§ **SET PROBLEM**:
Using the data below, determine the number of lines that include the string "带封过户". Write only that number.

****

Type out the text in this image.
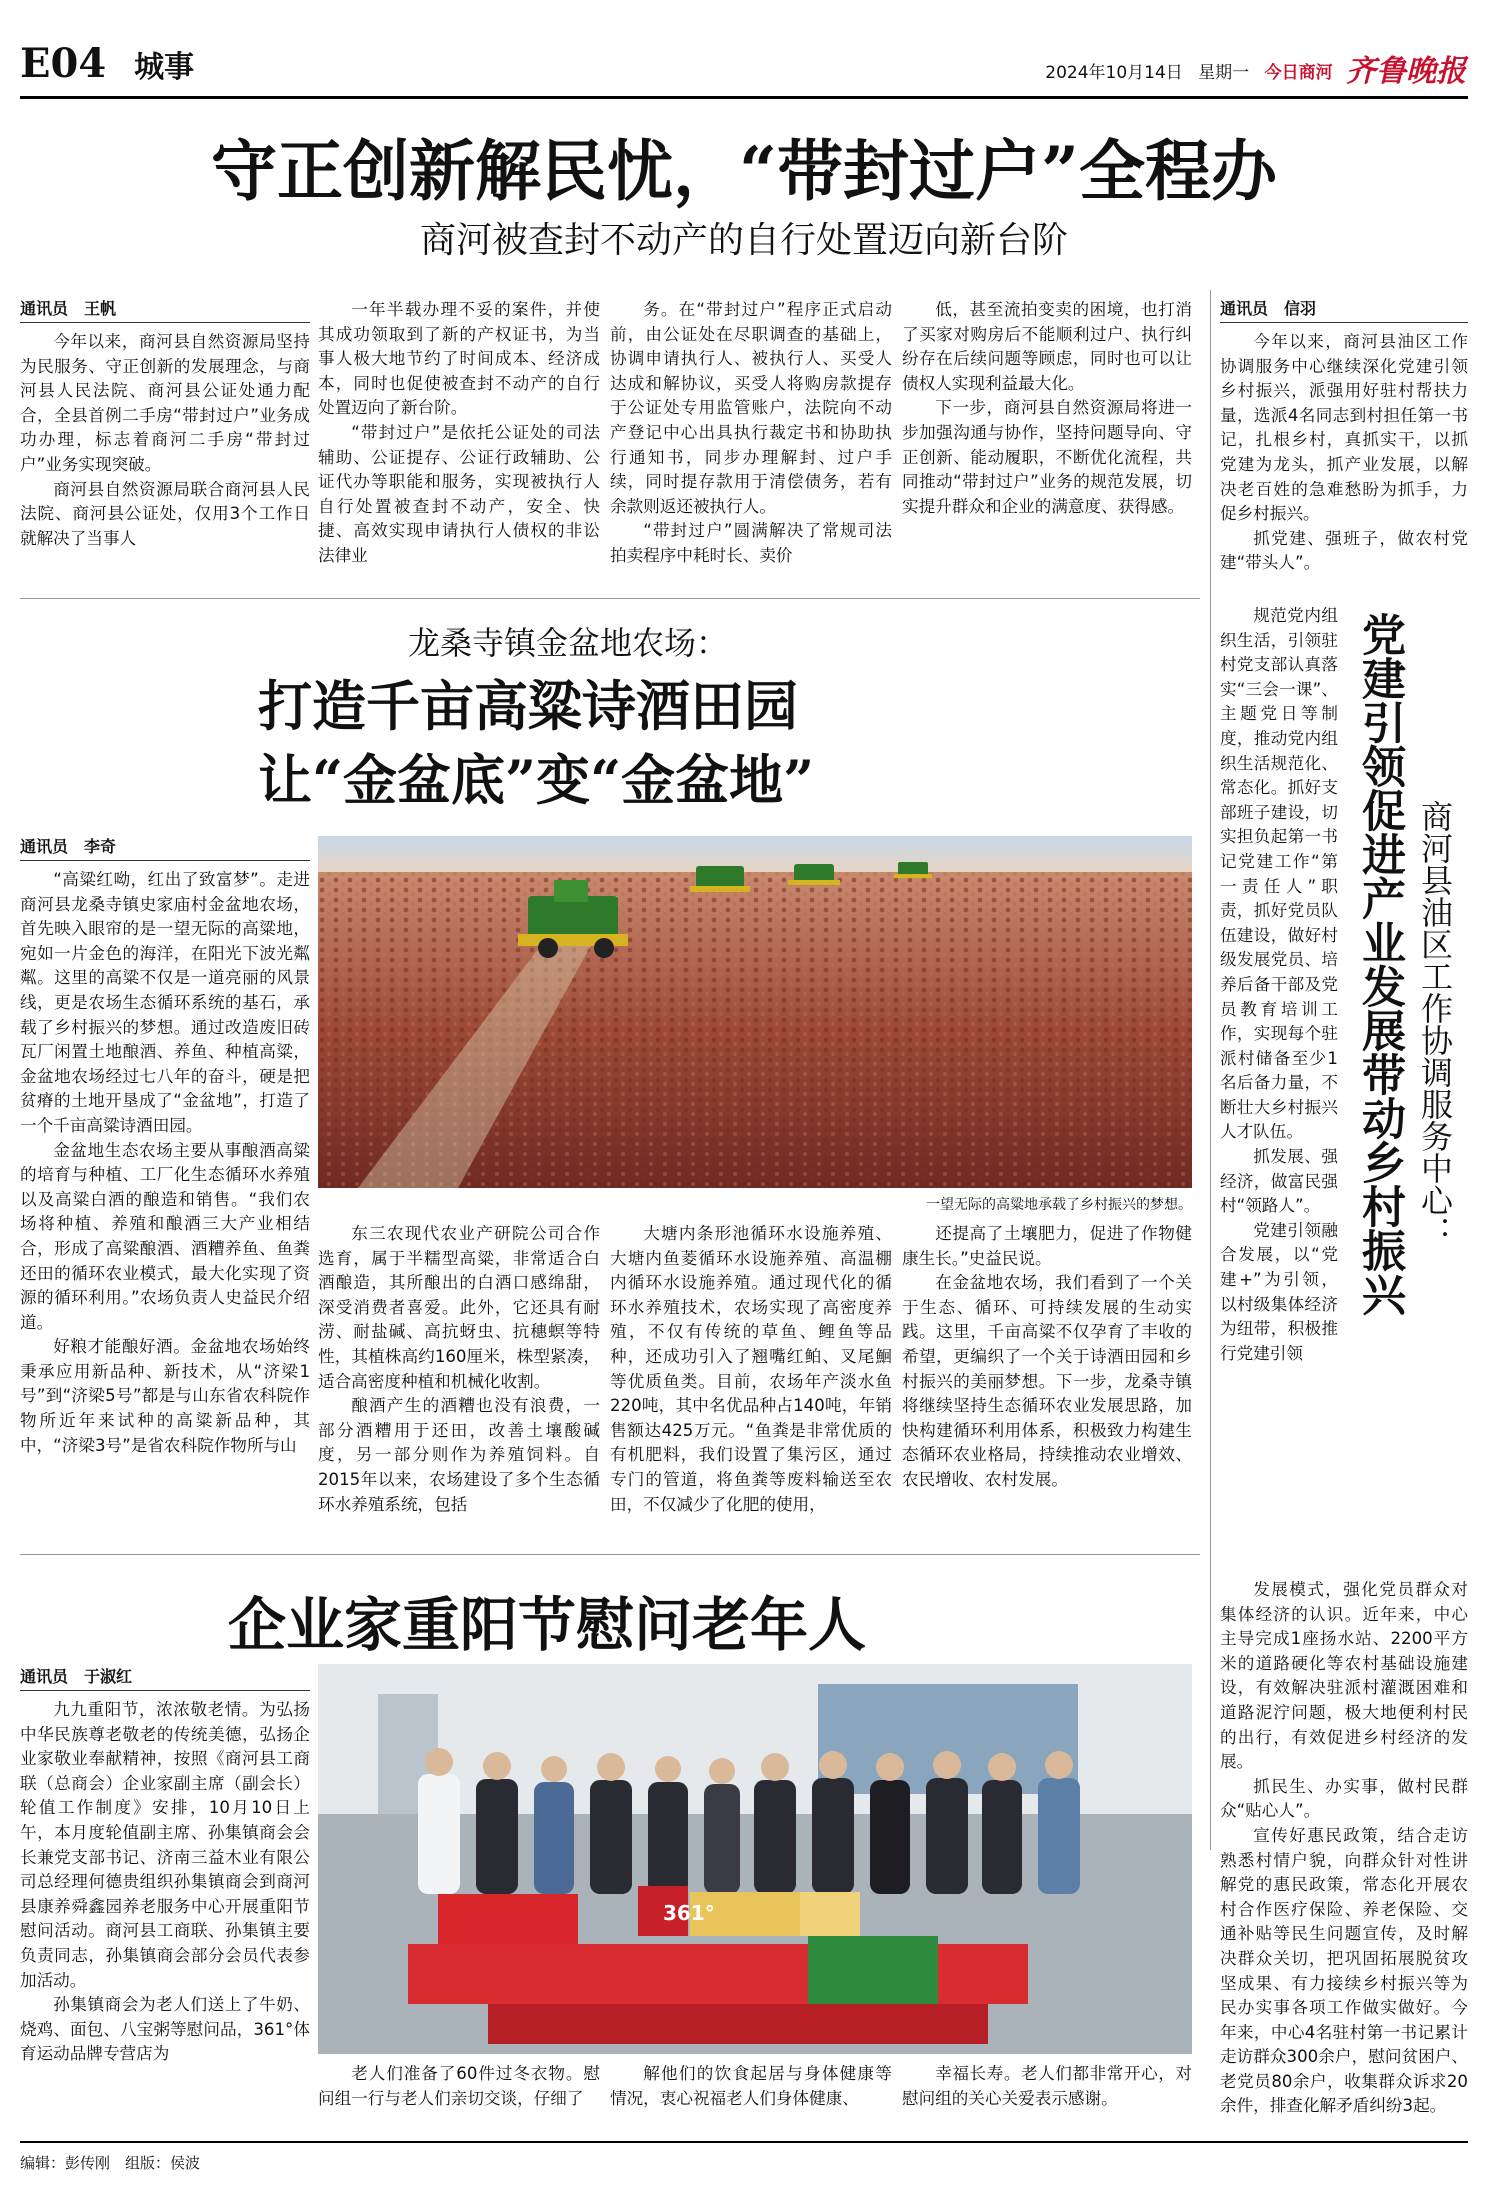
E04 城事	2024年10月14日 星期一 今日商河 齐鲁晚报
守正创新解民忧，“带封过户”全程办
商河被查封不动产的自行处置迈向新台阶
通讯员　王帆

今年以来，商河县自然资源局坚持为民服务、守正创新的发展理念，与商河县人民法院、商河县公证处通力配合，全县首例二手房“带封过户”业务成功办理，标志着商河二手房“带封过户”业务实现突破。

商河县自然资源局联合商河县人民法院、商河县公证处，仅用3个工作日就解决了当事人

一年半载办理不妥的案件，并使其成功领取到了新的产权证书，为当事人极大地节约了时间成本、经济成本，同时也促使被查封不动产的自行处置迈向了新台阶。

“带封过户”是依托公证处的司法辅助、公证提存、公证行政辅助、公证代办等职能和服务，实现被执行人自行处置被查封不动产，安全、快捷、高效实现申请执行人债权的非讼法律业

务。在“带封过户”程序正式启动前，由公证处在尽职调查的基础上，协调申请执行人、被执行人、买受人达成和解协议，买受人将购房款提存于公证处专用监管账户，法院向不动产登记中心出具执行裁定书和协助执行通知书，同步办理解封、过户手续，同时提存款用于清偿债务，若有余款则返还被执行人。

“带封过户”圆满解决了常规司法拍卖程序中耗时长、卖价

低，甚至流拍变卖的困境，也打消了买家对购房后不能顺利过户、执行纠纷存在后续问题等顾虑，同时也可以让债权人实现利益最大化。

下一步，商河县自然资源局将进一步加强沟通与协作，坚持问题导向、守正创新、能动履职，不断优化流程，共同推动“带封过户”业务的规范发展，切实提升群众和企业的满意度、获得感。

龙桑寺镇金盆地农场：
打造千亩高粱诗酒田园
让“金盆底”变“金盆地”
通讯员　李奇

“高粱红呦，红出了致富梦”。走进商河县龙桑寺镇史家庙村金盆地农场，首先映入眼帘的是一望无际的高粱地，宛如一片金色的海洋，在阳光下波光粼粼。这里的高粱不仅是一道亮丽的风景线，更是农场生态循环系统的基石，承载了乡村振兴的梦想。通过改造废旧砖瓦厂闲置土地酿酒、养鱼、种植高粱，金盆地农场经过七八年的奋斗，硬是把贫瘠的土地开垦成了“金盆地”，打造了一个千亩高粱诗酒田园。

金盆地生态农场主要从事酿酒高粱的培育与种植、工厂化生态循环水养殖以及高粱白酒的酿造和销售。“我们农场将种植、养殖和酿酒三大产业相结合，形成了高粱酿酒、酒糟养鱼、鱼粪还田的循环农业模式，最大化实现了资源的循环利用。”农场负责人史益民介绍道。

好粮才能酿好酒。金盆地农场始终秉承应用新品种、新技术，从“济梁1号”到“济梁5号”都是与山东省农科院作物所近年来试种的高粱新品种，其中，“济梁3号”是省农科院作物所与山

一望无际的高粱地承载了乡村振兴的梦想。

东三农现代农业产研院公司合作选育，属于半糯型高粱，非常适合白酒酿造，其所酿出的白酒口感绵甜，深受消费者喜爱。此外，它还具有耐涝、耐盐碱、高抗蚜虫、抗穗螟等特性，其植株高约160厘米，株型紧凑，适合高密度种植和机械化收割。

酿酒产生的酒糟也没有浪费，一部分酒糟用于还田，改善土壤酸碱度，另一部分则作为养殖饲料。自2015年以来，农场建设了多个生态循环水养殖系统，包括

大塘内条形池循环水设施养殖、大塘内鱼菱循环水设施养殖、高温棚内循环水设施养殖。通过现代化的循环水养殖技术，农场实现了高密度养殖，不仅有传统的草鱼、鲤鱼等品种，还成功引入了翘嘴红鲌、叉尾鮰等优质鱼类。目前，农场年产淡水鱼220吨，其中名优品种占140吨，年销售额达425万元。“鱼粪是非常优质的有机肥料，我们设置了集污区，通过专门的管道，将鱼粪等废料输送至农田，不仅减少了化肥的使用，

还提高了土壤肥力，促进了作物健康生长。”史益民说。

在金盆地农场，我们看到了一个关于生态、循环、可持续发展的生动实践。这里，千亩高粱不仅孕育了丰收的希望，更编织了一个关于诗酒田园和乡村振兴的美丽梦想。下一步，龙桑寺镇将继续坚持生态循环农业发展思路，加快构建循环利用体系，积极致力构建生态循环农业格局，持续推动农业增效、农民增收、农村发展。

企业家重阳节慰问老年人
通讯员　于淑红

九九重阳节，浓浓敬老情。为弘扬中华民族尊老敬老的传统美德，弘扬企业家敬业奉献精神，按照《商河县工商联（总商会）企业家副主席（副会长）轮值工作制度》安排，10月10日上午，本月度轮值副主席、孙集镇商会会长兼党支部书记、济南三益木业有限公司总经理何德贵组织孙集镇商会到商河县康养舜鑫园养老服务中心开展重阳节慰问活动。商河县工商联、孙集镇主要负责同志，孙集镇商会部分会员代表参加活动。

孙集镇商会为老人们送上了牛奶、烧鸡、面包、八宝粥等慰问品，361°体育运动品牌专营店为

361°

老人们准备了60件过冬衣物。慰问组一行与老人们亲切交谈，仔细了

解他们的饮食起居与身体健康等情况，衷心祝福老人们身体健康、

幸福长寿。老人们都非常开心，对慰问组的关心关爱表示感谢。

通讯员　信羽

今年以来，商河县油区工作协调服务中心继续深化党建引领乡村振兴，派强用好驻村帮扶力量，选派4名同志到村担任第一书记，扎根乡村，真抓实干，以抓党建为龙头，抓产业发展，以解决老百姓的急难愁盼为抓手，力促乡村振兴。

抓党建、强班子，做农村党建“带头人”。

规范党内组织生活，引领驻村党支部认真落实“三会一课”、主题党日等制度，推动党内组织生活规范化、常态化。抓好支部班子建设，切实担负起第一书记党建工作“第一责任人”职责，抓好党员队伍建设，做好村级发展党员、培养后备干部及党员教育培训工作，实现每个驻派村储备至少1名后备力量，不断壮大乡村振兴人才队伍。

抓发展、强经济，做富民强村“领路人”。

党建引领融合发展，以“党建+”为引领，以村级集体经济为纽带，积极推行党建引领

党建引领促进产业发展带动乡村振兴 商河县油区工作协调服务中心：

发展模式，强化党员群众对集体经济的认识。近年来，中心主导完成1座扬水站、2200平方米的道路硬化等农村基础设施建设，有效解决驻派村灌溉困难和道路泥泞问题，极大地便利村民的出行，有效促进乡村经济的发展。

抓民生、办实事，做村民群众“贴心人”。

宣传好惠民政策，结合走访熟悉村情户貌，向群众针对性讲解党的惠民政策，常态化开展农村合作医疗保险、养老保险、交通补贴等民生问题宣传，及时解决群众关切，把巩固拓展脱贫攻坚成果、有力接续乡村振兴等为民办实事各项工作做实做好。今年来，中心4名驻村第一书记累计走访群众300余户，慰问贫困户、老党员80余户，收集群众诉求20余件，排查化解矛盾纠纷3起。

编辑：彭传刚　组版：侯波
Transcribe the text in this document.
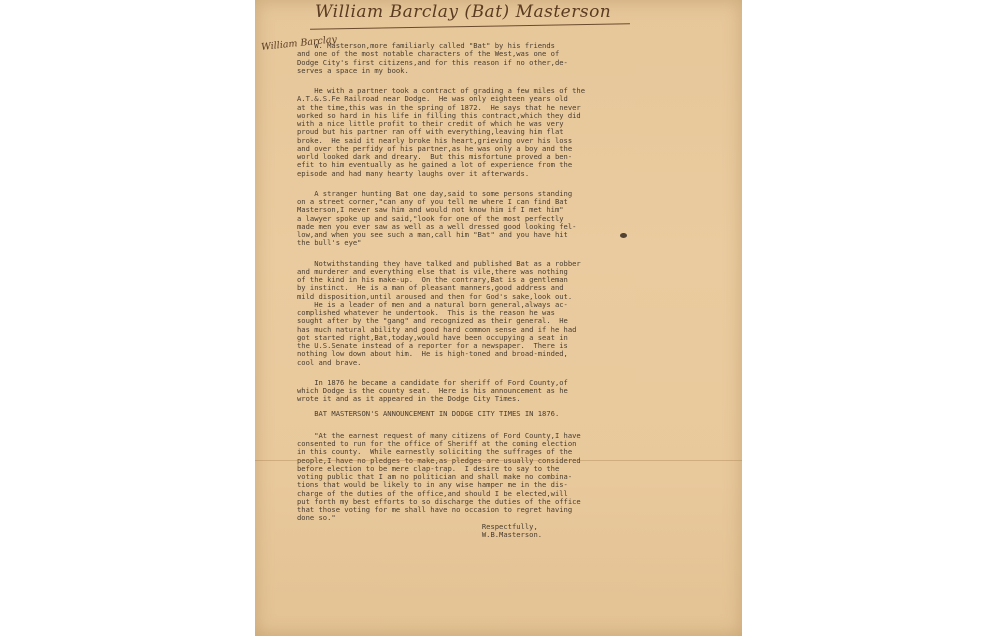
William Barclay (Bat) Masterson
William Barclay
W. Masterson,more familiarly called "Bat" by his friends
and one of the most notable characters of the West,was one of
Dodge City's first citizens,and for this reason if no other,de-
serves a space in my book.
He with a partner took a contract of grading a few miles of the
A.T.&.S.Fe Railroad near Dodge.  He was only eighteen years old
at the time,this was in the spring of 1872.  He says that he never
worked so hard in his life in filling this contract,which they did
with a nice little profit to their credit of which he was very
proud but his partner ran off with everything,leaving him flat
broke.  He said it nearly broke his heart,grieving over his loss
and over the perfidy of his partner,as he was only a boy and the
world looked dark and dreary.  But this misfortune proved a ben-
efit to him eventually as he gained a lot of experience from the
episode and had many hearty laughs over it afterwards.
A stranger hunting Bat one day,said to some persons standing
on a street corner,"can any of you tell me where I can find Bat
Masterson,I never saw him and would not know him if I met him"
a lawyer spoke up and said,"look for one of the most perfectly
made men you ever saw as well as a well dressed good looking fel-
low,and when you see such a man,call him "Bat" and you have hit
the bull's eye"
Notwithstanding they have talked and published Bat as a robber
and murderer and everything else that is vile,there was nothing
of the kind in his make-up.  On the contrary,Bat is a gentleman
by instinct.  He is a man of pleasant manners,good address and
mild disposition,until aroused and then for God's sake,look out.
He is a leader of men and a natural born general,always ac-
complished whatever he undertook.  This is the reason he was
sought after by the "gang" and recognized as their general.  He
has much natural ability and good hard common sense and if he had
got started right,Bat,today,would have been occupying a seat in
the U.S.Senate instead of a reporter for a newspaper.  There is
nothing low down about him.  He is high-toned and broad-minded,
cool and brave.
In 1876 he became a candidate for sheriff of Ford County,of
which Dodge is the county seat.  Here is his announcement as he
wrote it and as it appeared in the Dodge City Times.
BAT MASTERSON'S ANNOUNCEMENT IN DODGE CITY TIMES IN 1876.
"At the earnest request of many citizens of Ford County,I have
consented to run for the office of Sheriff at the coming election
in this county.  While earnestly soliciting the suffrages of the
people,I have no pledges to make,as pledges are usually considered
before election to be mere clap-trap.  I desire to say to the
voting public that I am no politician and shall make no combina-
tions that would be likely to in any wise hamper me in the dis-
charge of the duties of the office,and should I be elected,will
put forth my best efforts to so discharge the duties of the office
that those voting for me shall have no occasion to regret having
done so."
Respectfully,
W.B.Masterson.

****

§ **ANSWER TO THIS TASK**:
6